**EXERCISE**
List each line in which the string "with" appears.
======== DATASET RECORDS
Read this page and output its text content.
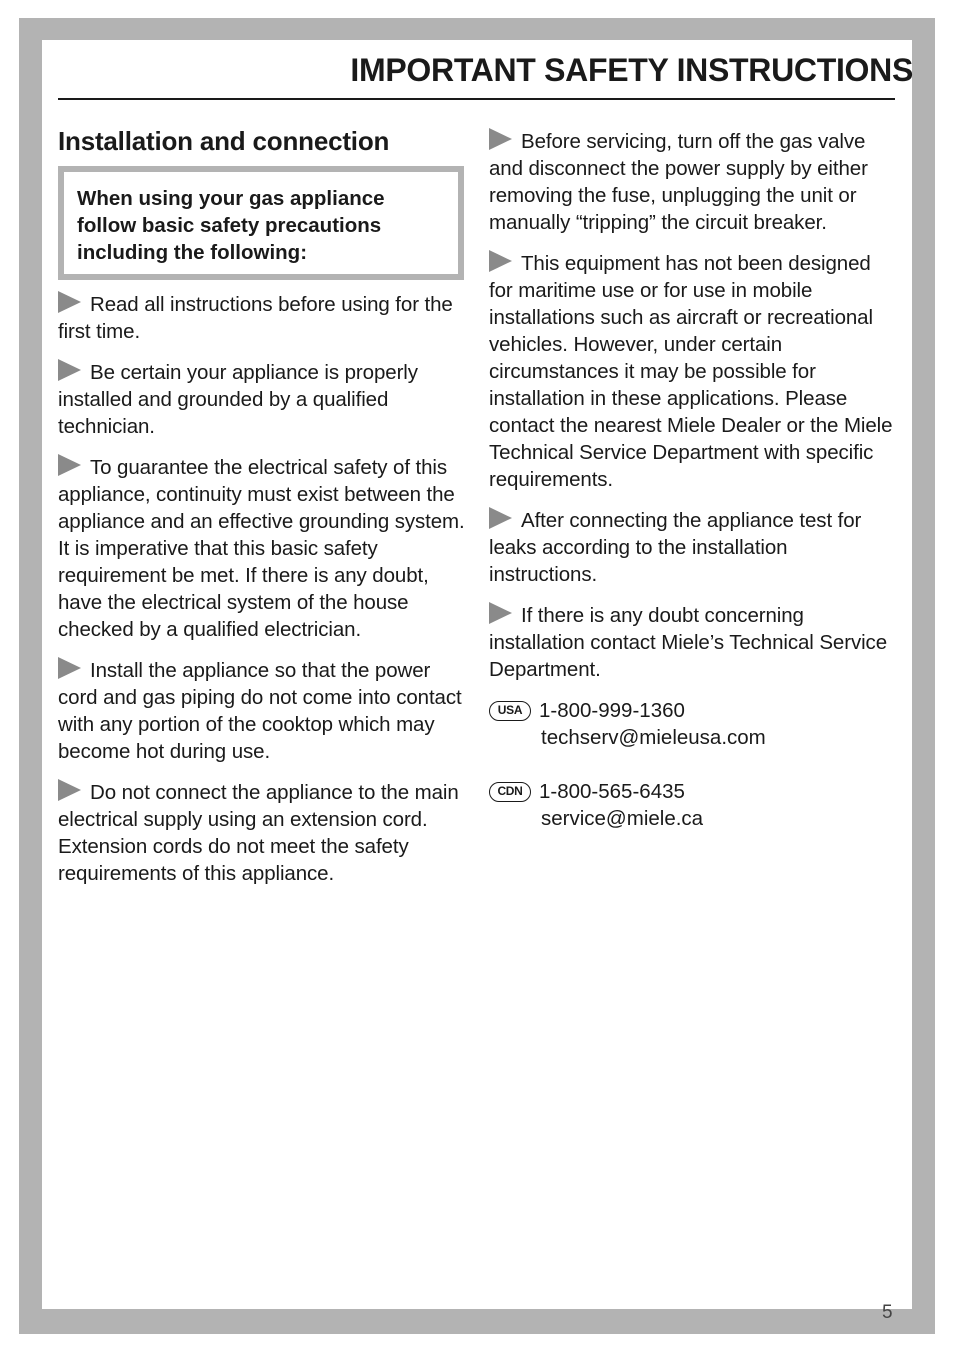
IMPORTANT SAFETY INSTRUCTIONS
Installation and connection
When using your gas appliance follow basic safety precautions including the following:

Read all instructions before using for the first time.

Be certain your appliance is properly installed and grounded by a qualified technician.

To guarantee the electrical safety of this appliance, continuity must exist between the appliance and an effective grounding system. It is imperative that this basic safety requirement be met. If there is any doubt, have the electrical system of the house checked by a qualified electrician.

Install the appliance so that the power cord and gas piping do not come into contact with any portion of the cooktop which may become hot during use.

Do not connect the appliance to the main electrical supply using an extension cord. Extension cords do not meet the safety requirements of this appliance.

Before servicing, turn off the gas valve and disconnect the power supply by either removing the fuse, unplugging the unit or manually “tripping” the circuit breaker.

This equipment has not been designed for maritime use or for use in mobile installations such as aircraft or recreational vehicles. However, under certain circumstances it may be possible for installation in these applications. Please contact the nearest Miele Dealer or the Miele Technical Service Department with specific requirements.

After connecting the appliance test for leaks according to the installation instructions.

If there is any doubt concerning installation contact Miele’s Technical Service Department.

USA 1-800-999-1360
techserv@mieleusa.com
CDN 1-800-565-6435
service@miele.ca
5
================
**SOLVED EXERCISE**
Install the appliance so that the power cord and gas piping do not come into contact with any portion of the cooktop which may become hot during use.
This equipment has not been designed for maritime use or for use in mobile installations such as aircraft or recreational vehicles. However, under certain circumstances it may be possible for installation in these applications. Please contact the nearest Miele Dealer or the Miele Technical Service Department with specific requirements.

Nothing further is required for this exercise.